:: Record list ::
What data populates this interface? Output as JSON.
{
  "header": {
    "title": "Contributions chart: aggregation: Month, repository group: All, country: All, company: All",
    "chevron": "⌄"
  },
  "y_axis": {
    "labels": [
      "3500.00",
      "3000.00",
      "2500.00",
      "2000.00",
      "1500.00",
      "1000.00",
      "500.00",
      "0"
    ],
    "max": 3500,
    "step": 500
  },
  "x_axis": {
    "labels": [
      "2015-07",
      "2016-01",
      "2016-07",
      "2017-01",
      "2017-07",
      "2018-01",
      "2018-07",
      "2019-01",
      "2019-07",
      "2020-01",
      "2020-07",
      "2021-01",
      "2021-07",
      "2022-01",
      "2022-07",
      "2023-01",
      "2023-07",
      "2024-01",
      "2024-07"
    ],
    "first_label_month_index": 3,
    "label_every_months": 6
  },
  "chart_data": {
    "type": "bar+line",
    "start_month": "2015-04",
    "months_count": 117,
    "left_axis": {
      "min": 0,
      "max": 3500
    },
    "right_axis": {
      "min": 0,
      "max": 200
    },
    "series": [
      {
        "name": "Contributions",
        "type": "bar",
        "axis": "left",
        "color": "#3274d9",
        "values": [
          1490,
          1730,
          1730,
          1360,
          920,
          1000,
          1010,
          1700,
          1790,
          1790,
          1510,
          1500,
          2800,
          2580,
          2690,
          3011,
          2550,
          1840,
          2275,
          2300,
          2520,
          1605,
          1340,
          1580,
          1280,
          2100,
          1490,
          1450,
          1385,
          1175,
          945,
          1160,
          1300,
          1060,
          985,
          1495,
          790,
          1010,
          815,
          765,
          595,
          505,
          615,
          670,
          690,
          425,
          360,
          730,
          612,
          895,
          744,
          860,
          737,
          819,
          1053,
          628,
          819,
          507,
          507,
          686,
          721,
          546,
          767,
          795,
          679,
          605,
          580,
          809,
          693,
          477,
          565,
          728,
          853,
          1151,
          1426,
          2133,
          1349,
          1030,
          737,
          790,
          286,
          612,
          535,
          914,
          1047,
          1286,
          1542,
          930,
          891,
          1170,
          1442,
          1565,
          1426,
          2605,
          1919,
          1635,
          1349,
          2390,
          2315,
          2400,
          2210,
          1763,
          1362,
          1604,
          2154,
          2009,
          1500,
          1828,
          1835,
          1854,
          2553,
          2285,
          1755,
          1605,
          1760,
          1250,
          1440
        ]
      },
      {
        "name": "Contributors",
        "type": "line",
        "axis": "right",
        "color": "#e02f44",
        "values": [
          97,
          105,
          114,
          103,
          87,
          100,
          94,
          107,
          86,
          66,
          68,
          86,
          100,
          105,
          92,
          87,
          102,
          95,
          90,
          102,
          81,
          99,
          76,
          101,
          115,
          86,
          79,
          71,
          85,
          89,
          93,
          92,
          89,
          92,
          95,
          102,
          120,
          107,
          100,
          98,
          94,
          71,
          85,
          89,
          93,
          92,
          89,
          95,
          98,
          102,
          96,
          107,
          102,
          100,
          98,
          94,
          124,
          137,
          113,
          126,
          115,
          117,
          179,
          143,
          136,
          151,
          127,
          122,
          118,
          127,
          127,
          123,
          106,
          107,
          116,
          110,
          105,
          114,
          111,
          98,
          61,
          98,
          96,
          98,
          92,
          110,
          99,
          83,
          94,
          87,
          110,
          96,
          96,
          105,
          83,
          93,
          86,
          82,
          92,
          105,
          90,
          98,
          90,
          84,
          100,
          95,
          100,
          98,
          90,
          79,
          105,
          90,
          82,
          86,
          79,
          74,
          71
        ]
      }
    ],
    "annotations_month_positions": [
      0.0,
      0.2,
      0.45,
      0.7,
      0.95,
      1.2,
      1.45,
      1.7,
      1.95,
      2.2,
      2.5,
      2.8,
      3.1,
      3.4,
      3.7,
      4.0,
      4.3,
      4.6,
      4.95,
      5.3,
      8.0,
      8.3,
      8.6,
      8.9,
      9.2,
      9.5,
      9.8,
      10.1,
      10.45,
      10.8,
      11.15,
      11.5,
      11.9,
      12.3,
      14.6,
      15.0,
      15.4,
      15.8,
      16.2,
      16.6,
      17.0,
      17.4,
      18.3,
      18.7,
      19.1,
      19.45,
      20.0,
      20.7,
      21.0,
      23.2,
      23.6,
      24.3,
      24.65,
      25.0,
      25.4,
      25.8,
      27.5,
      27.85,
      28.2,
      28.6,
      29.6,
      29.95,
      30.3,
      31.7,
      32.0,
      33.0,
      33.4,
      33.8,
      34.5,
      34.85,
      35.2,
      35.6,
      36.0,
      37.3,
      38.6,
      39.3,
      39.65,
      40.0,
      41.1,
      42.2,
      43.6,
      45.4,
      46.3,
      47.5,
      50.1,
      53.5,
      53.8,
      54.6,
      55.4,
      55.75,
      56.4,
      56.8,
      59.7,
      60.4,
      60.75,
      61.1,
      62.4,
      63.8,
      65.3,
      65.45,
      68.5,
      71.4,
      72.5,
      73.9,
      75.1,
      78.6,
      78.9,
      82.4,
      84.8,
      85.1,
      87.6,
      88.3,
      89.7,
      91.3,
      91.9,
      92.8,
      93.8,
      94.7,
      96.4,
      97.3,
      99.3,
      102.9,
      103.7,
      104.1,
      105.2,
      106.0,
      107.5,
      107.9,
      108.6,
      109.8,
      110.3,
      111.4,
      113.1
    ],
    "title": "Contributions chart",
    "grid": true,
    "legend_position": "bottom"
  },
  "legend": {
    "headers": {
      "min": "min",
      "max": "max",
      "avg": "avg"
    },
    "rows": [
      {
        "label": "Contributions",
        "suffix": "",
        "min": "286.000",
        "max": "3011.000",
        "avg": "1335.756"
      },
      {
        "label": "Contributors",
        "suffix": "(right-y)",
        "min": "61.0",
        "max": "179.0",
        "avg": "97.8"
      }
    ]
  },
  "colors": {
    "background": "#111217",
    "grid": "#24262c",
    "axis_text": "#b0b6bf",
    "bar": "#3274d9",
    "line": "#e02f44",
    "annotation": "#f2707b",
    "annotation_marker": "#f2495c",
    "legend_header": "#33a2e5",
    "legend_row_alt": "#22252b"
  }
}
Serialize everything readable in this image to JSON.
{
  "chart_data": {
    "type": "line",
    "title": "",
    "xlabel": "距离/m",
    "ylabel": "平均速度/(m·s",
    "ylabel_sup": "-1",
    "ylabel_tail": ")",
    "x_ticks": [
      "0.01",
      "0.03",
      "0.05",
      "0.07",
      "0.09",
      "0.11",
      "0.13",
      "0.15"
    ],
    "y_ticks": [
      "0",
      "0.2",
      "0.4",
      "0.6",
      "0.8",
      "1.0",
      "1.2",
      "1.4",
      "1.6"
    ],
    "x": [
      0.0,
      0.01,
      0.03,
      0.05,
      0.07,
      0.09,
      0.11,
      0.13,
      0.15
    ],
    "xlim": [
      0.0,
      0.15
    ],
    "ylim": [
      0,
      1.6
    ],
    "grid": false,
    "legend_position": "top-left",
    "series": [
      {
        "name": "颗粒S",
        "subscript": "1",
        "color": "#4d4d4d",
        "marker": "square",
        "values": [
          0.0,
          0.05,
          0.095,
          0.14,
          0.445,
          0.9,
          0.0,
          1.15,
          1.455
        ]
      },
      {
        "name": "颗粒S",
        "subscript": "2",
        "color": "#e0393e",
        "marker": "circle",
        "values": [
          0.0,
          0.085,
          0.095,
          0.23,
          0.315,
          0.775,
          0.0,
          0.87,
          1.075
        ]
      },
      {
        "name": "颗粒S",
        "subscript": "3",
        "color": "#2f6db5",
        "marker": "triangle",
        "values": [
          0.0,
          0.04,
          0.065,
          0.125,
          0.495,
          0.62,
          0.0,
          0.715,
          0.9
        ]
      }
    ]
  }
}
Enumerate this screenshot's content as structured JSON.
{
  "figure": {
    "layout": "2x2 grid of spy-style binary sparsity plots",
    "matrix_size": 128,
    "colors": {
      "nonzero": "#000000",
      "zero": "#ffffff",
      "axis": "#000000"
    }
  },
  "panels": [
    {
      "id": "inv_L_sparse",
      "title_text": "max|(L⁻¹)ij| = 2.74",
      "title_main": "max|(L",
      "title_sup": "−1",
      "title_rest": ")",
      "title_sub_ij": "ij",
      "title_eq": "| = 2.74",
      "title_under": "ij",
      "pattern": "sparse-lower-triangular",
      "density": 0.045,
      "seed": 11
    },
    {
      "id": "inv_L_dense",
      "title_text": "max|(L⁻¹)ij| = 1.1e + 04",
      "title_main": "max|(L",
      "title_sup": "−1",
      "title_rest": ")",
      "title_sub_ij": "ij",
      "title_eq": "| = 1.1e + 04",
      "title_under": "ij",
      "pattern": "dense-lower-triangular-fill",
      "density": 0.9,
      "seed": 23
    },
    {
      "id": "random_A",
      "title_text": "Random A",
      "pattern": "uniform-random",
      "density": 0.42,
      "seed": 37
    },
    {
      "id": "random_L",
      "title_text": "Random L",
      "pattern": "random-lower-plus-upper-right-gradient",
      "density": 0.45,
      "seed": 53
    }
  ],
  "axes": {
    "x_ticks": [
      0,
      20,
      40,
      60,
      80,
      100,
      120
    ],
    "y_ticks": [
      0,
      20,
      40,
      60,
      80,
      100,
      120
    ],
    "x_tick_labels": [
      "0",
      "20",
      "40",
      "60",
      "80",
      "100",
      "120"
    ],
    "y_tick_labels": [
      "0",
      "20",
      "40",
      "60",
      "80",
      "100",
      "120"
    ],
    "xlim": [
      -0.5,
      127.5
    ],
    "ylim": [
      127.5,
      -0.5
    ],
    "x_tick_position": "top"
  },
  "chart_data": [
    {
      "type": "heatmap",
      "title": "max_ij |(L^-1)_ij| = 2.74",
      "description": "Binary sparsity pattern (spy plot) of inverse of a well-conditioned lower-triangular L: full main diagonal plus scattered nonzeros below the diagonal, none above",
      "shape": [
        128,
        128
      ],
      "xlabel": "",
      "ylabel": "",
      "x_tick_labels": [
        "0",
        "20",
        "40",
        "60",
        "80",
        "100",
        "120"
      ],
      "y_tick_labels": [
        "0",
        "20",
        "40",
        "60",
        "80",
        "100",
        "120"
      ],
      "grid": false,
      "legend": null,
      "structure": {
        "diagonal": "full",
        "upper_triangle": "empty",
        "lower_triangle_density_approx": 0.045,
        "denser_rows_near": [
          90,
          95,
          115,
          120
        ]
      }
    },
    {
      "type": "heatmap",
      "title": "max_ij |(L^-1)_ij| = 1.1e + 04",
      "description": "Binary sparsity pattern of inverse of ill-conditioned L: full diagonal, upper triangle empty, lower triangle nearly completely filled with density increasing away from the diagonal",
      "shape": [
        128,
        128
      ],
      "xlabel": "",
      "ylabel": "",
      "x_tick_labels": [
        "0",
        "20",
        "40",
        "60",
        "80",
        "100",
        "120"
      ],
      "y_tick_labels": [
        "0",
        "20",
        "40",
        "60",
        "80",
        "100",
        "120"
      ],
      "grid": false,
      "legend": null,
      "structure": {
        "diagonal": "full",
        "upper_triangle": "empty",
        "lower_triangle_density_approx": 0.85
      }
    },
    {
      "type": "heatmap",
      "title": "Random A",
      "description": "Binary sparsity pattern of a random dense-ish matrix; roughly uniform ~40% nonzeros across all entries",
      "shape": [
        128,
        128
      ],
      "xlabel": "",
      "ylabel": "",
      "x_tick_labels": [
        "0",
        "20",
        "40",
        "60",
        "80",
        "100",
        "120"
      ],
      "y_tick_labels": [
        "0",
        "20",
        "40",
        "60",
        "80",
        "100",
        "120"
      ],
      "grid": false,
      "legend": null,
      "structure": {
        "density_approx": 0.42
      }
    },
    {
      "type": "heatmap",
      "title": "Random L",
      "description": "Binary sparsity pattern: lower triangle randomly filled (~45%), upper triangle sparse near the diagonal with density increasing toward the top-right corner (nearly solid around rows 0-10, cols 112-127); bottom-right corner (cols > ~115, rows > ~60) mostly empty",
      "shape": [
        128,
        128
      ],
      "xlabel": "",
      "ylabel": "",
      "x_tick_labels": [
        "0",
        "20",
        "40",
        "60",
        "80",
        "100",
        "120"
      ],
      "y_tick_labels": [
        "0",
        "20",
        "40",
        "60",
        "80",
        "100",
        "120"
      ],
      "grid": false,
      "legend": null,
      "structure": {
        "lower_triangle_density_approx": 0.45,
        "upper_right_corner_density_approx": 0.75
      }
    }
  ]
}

:: Exercise details ::
Copy every line of the records above that holds the word "increasing".

:: Written answer ::
      "description": "Binary sparsity pattern of inverse of ill-conditioned L: full diagonal, upper triangle empty, lower triangle nearly completely filled with density increasing away from the diagonal",
      "description": "Binary sparsity pattern: lower triangle randomly filled (~45%), upper triangle sparse near the diagonal with density increasing toward the top-right corner (nearly solid around rows 0-10, cols 112-127); bottom-right corner (cols > ~115, rows > ~60) mostly empty",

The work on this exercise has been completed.